Stored data:
========

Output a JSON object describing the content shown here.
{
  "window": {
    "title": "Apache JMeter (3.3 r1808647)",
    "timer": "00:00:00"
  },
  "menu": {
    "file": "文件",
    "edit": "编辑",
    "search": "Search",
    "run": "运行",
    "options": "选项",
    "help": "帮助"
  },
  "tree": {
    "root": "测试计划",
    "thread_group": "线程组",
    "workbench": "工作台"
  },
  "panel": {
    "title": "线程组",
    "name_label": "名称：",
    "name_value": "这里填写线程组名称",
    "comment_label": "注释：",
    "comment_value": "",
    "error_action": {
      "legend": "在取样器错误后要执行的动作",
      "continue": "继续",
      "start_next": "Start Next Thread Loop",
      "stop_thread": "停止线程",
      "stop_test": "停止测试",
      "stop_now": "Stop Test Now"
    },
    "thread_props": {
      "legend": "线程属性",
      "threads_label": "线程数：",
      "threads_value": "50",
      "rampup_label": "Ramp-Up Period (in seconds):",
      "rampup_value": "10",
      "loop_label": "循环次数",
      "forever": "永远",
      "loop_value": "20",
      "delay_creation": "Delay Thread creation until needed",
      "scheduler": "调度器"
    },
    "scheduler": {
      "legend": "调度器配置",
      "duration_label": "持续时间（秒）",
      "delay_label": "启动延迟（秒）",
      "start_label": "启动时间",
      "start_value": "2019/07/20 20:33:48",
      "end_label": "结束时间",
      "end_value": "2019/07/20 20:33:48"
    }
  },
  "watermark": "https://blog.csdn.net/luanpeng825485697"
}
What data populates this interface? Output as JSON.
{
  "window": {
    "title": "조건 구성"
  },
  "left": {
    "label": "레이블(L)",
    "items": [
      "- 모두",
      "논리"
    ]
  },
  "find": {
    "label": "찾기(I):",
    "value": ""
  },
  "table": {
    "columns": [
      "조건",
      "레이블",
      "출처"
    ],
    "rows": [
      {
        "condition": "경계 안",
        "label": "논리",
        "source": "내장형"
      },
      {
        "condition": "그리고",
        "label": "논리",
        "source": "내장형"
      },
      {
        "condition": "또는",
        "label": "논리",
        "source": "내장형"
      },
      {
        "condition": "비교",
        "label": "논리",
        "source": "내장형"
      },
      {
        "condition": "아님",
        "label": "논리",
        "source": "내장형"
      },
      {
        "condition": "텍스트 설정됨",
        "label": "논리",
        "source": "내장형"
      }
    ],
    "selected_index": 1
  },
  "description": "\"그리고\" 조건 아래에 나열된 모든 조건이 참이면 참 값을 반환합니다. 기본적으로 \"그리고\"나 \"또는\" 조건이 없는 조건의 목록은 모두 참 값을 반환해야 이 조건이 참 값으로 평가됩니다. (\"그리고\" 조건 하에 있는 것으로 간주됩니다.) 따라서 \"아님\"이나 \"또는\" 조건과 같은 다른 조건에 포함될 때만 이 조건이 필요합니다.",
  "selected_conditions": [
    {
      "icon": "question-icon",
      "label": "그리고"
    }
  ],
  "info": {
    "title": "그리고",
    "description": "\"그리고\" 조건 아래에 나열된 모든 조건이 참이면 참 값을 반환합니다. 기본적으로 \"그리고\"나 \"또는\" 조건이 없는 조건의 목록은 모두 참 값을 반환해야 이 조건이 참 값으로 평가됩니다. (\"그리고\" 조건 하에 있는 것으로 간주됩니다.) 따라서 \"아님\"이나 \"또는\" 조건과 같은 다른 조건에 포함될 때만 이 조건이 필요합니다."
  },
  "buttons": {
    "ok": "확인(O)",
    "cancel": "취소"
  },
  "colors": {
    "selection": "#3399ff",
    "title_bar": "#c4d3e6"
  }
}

========

Your task is to reproduce all of the records exactly.

* [Task output]
Output a JSON object describing the content shown here.
{
  "window": {
    "title": "Apache JMeter (3.3 r1808647)",
    "timer": "00:00:00"
  },
  "menu": {
    "file": "文件",
    "edit": "编辑",
    "search": "Search",
    "run": "运行",
    "options": "选项",
    "help": "帮助"
  },
  "tree": {
    "root": "测试计划",
    "thread_group": "线程组",
    "workbench": "工作台"
  },
  "panel": {
    "title": "线程组",
    "name_label": "名称：",
    "name_value": "这里填写线程组名称",
    "comment_label": "注释：",
    "comment_value": "",
    "error_action": {
      "legend": "在取样器错误后要执行的动作",
      "continue": "继续",
      "start_next": "Start Next Thread Loop",
      "stop_thread": "停止线程",
      "stop_test": "停止测试",
      "stop_now": "Stop Test Now"
    },
    "thread_props": {
      "legend": "线程属性",
      "threads_label": "线程数：",
      "threads_value": "50",
      "rampup_label": "Ramp-Up Period (in seconds):",
      "rampup_value": "10",
      "loop_label": "循环次数",
      "forever": "永远",
      "loop_value": "20",
      "delay_creation": "Delay Thread creation until needed",
      "scheduler": "调度器"
    },
    "scheduler": {
      "legend": "调度器配置",
      "duration_label": "持续时间（秒）",
      "delay_label": "启动延迟（秒）",
      "start_label": "启动时间",
      "start_value": "2019/07/20 20:33:48",
      "end_label": "结束时间",
      "end_value": "2019/07/20 20:33:48"
    }
  },
  "watermark": "https://blog.csdn.net/luanpeng825485697"
}
What data populates this interface? Output as JSON.
{
  "window": {
    "title": "조건 구성"
  },
  "left": {
    "label": "레이블(L)",
    "items": [
      "- 모두",
      "논리"
    ]
  },
  "find": {
    "label": "찾기(I):",
    "value": ""
  },
  "table": {
    "columns": [
      "조건",
      "레이블",
      "출처"
    ],
    "rows": [
      {
        "condition": "경계 안",
        "label": "논리",
        "source": "내장형"
      },
      {
        "condition": "그리고",
        "label": "논리",
        "source": "내장형"
      },
      {
        "condition": "또는",
        "label": "논리",
        "source": "내장형"
      },
      {
        "condition": "비교",
        "label": "논리",
        "source": "내장형"
      },
      {
        "condition": "아님",
        "label": "논리",
        "source": "내장형"
      },
      {
        "condition": "텍스트 설정됨",
        "label": "논리",
        "source": "내장형"
      }
    ],
    "selected_index": 1
  },
  "description": "\"그리고\" 조건 아래에 나열된 모든 조건이 참이면 참 값을 반환합니다. 기본적으로 \"그리고\"나 \"또는\" 조건이 없는 조건의 목록은 모두 참 값을 반환해야 이 조건이 참 값으로 평가됩니다. (\"그리고\" 조건 하에 있는 것으로 간주됩니다.) 따라서 \"아님\"이나 \"또는\" 조건과 같은 다른 조건에 포함될 때만 이 조건이 필요합니다.",
  "selected_conditions": [
    {
      "icon": "question-icon",
      "label": "그리고"
    }
  ],
  "info": {
    "title": "그리고",
    "description": "\"그리고\" 조건 아래에 나열된 모든 조건이 참이면 참 값을 반환합니다. 기본적으로 \"그리고\"나 \"또는\" 조건이 없는 조건의 목록은 모두 참 값을 반환해야 이 조건이 참 값으로 평가됩니다. (\"그리고\" 조건 하에 있는 것으로 간주됩니다.) 따라서 \"아님\"이나 \"또는\" 조건과 같은 다른 조건에 포함될 때만 이 조건이 필요합니다."
  },
  "buttons": {
    "ok": "확인(O)",
    "cancel": "취소"
  },
  "colors": {
    "selection": "#3399ff",
    "title_bar": "#c4d3e6"
  }
}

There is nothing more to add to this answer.